» **DATA RECORDS**
>>

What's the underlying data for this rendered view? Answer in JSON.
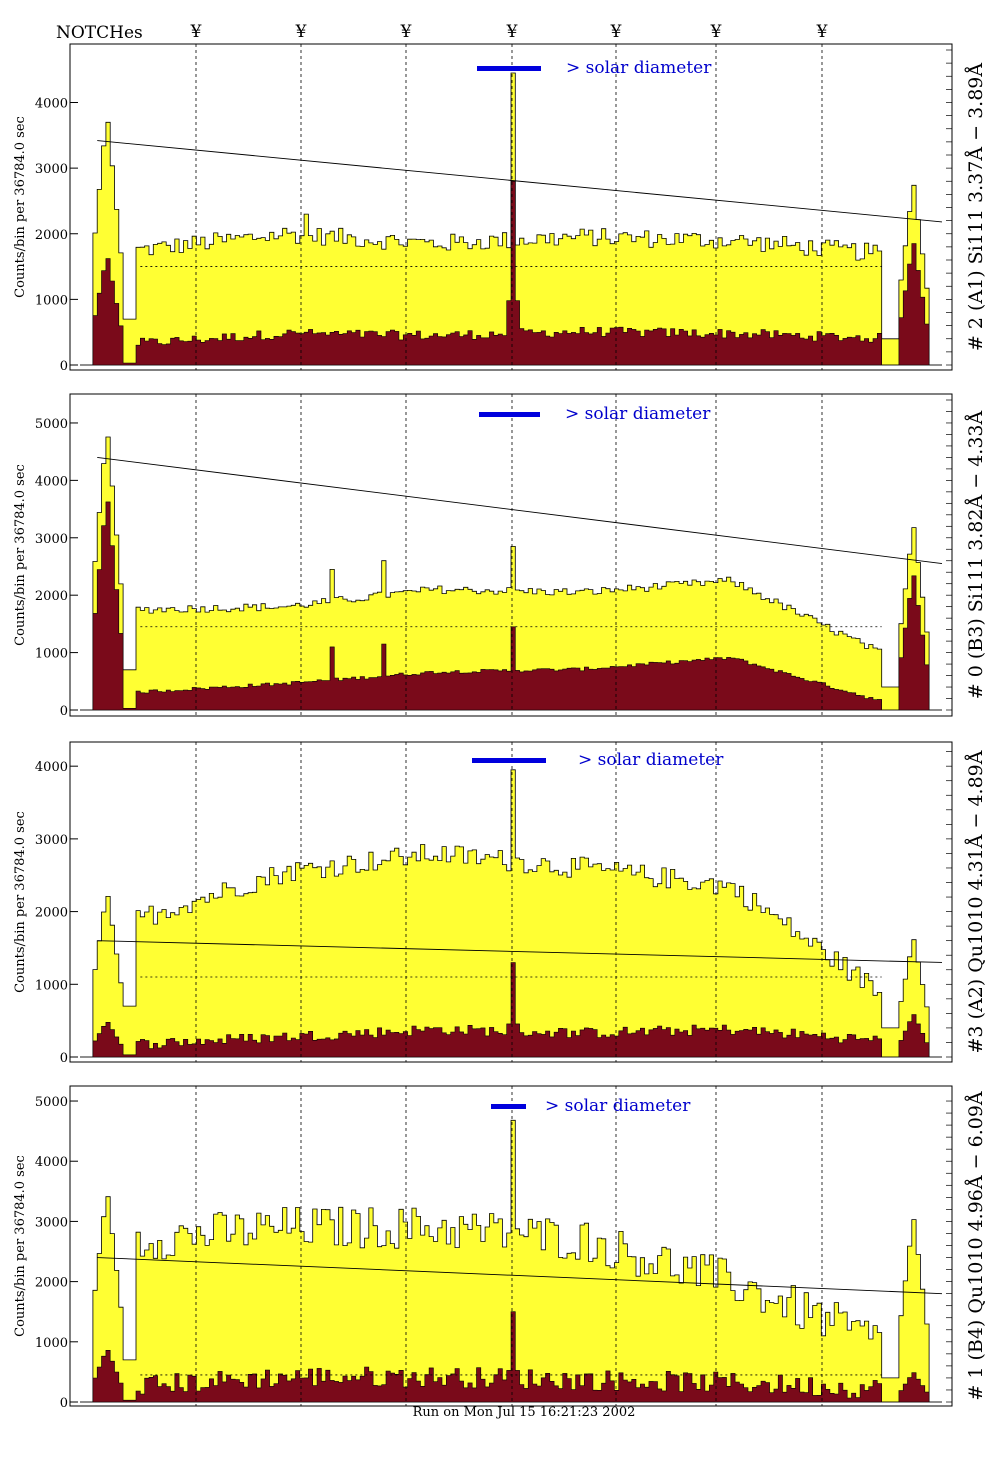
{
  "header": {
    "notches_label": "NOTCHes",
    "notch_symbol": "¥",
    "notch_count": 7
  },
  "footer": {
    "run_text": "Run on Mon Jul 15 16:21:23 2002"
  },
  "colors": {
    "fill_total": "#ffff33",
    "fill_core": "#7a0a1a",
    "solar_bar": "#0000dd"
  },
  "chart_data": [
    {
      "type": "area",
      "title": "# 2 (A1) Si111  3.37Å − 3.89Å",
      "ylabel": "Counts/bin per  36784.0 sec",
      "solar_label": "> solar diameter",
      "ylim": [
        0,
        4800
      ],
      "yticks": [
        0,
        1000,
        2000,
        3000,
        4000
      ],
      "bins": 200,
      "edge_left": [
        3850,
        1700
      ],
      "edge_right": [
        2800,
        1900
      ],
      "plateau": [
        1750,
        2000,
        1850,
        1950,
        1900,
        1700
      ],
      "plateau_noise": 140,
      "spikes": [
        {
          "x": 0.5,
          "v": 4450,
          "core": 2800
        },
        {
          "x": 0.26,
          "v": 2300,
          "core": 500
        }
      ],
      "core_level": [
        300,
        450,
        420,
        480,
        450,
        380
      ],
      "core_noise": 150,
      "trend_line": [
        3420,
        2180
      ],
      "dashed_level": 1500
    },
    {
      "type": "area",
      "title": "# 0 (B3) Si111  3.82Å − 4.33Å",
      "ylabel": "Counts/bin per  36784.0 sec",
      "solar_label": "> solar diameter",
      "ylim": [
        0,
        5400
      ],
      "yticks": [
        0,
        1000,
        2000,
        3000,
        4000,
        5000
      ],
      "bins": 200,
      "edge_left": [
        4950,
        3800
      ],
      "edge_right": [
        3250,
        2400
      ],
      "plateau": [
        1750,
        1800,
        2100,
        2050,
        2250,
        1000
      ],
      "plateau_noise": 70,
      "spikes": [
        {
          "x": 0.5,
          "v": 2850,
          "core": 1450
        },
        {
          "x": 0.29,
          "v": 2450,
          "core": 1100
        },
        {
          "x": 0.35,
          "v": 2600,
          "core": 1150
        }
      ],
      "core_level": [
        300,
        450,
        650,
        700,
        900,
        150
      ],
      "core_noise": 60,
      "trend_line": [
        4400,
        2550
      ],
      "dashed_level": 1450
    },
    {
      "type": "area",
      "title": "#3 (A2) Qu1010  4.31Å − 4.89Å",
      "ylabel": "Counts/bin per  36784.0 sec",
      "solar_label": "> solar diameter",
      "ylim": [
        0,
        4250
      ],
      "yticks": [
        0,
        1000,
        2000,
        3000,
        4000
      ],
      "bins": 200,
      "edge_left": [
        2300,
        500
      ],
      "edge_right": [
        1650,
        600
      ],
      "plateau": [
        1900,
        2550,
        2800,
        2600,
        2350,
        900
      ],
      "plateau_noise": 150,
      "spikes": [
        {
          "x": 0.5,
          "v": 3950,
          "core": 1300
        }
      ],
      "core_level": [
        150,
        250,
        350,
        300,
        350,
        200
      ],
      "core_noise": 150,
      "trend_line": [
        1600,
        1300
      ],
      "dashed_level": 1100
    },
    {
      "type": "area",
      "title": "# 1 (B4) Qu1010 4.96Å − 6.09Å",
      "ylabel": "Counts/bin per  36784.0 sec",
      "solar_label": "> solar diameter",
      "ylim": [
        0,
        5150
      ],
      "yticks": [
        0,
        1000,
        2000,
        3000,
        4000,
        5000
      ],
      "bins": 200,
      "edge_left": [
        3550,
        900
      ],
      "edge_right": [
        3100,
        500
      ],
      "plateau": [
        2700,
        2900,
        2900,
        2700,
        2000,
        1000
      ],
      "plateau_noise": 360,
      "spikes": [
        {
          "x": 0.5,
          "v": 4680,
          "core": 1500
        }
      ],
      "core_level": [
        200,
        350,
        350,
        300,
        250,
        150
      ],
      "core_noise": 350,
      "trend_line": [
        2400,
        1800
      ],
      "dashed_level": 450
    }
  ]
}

<<
>>

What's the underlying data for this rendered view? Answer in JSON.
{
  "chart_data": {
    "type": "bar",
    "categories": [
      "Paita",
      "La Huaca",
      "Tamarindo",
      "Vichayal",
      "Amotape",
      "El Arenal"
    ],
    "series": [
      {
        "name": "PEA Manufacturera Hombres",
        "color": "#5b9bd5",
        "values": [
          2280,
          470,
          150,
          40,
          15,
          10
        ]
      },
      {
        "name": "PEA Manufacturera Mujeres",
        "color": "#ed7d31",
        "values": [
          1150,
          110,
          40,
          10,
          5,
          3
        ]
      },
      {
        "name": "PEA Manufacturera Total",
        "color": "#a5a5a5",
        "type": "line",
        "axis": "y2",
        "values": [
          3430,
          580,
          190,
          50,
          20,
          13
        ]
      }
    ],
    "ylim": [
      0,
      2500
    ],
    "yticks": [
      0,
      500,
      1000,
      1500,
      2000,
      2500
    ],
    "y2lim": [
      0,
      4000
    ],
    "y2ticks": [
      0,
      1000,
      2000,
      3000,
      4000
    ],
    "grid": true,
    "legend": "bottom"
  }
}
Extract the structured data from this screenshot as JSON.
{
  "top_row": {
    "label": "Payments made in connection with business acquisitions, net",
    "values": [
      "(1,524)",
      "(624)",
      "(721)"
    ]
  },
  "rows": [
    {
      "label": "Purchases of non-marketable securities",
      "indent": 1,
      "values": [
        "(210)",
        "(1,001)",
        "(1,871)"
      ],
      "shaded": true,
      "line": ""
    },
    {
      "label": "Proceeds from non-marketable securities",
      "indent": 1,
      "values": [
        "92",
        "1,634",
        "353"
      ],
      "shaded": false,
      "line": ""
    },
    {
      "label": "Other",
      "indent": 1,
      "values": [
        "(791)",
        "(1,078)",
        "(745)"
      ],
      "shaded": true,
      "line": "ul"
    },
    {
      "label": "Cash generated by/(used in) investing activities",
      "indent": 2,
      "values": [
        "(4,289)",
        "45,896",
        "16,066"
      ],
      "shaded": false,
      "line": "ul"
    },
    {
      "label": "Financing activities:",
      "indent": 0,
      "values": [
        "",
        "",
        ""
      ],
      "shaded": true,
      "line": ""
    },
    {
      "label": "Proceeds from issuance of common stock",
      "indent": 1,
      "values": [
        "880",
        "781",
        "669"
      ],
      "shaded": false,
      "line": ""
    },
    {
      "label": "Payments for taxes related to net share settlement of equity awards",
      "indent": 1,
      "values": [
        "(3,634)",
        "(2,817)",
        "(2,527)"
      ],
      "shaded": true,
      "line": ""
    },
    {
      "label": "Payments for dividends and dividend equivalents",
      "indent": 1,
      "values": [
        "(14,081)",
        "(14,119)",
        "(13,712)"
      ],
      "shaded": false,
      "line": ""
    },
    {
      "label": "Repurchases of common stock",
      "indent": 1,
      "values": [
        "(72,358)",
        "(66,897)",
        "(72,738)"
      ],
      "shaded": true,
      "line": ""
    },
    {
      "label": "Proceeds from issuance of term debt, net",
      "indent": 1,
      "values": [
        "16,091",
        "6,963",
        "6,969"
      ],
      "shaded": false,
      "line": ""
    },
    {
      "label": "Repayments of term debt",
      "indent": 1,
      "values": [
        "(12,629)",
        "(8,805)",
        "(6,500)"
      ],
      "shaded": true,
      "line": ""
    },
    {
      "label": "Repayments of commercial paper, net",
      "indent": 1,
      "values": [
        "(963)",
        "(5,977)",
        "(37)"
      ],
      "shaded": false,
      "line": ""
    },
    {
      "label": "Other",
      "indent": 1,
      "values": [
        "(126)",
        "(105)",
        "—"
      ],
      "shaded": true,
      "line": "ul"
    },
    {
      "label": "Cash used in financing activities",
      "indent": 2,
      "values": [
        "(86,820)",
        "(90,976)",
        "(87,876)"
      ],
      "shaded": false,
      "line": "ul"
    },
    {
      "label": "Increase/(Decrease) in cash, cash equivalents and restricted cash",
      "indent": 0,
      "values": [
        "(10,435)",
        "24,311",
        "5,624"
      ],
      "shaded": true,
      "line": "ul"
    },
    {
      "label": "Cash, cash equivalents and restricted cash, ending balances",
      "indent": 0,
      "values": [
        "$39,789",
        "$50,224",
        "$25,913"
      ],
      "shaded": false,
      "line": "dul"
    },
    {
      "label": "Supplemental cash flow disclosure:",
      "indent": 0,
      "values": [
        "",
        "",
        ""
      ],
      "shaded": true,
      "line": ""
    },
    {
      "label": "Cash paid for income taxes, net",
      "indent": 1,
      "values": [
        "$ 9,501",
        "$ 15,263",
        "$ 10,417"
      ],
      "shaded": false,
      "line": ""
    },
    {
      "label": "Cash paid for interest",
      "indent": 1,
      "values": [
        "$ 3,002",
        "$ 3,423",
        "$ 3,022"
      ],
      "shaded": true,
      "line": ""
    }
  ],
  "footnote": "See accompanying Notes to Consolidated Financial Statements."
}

<<

» **EXERCISE GOAL**
Find every line with the word "title" and state how many there are, with no other words.

» **CORRECT ANSWER**
4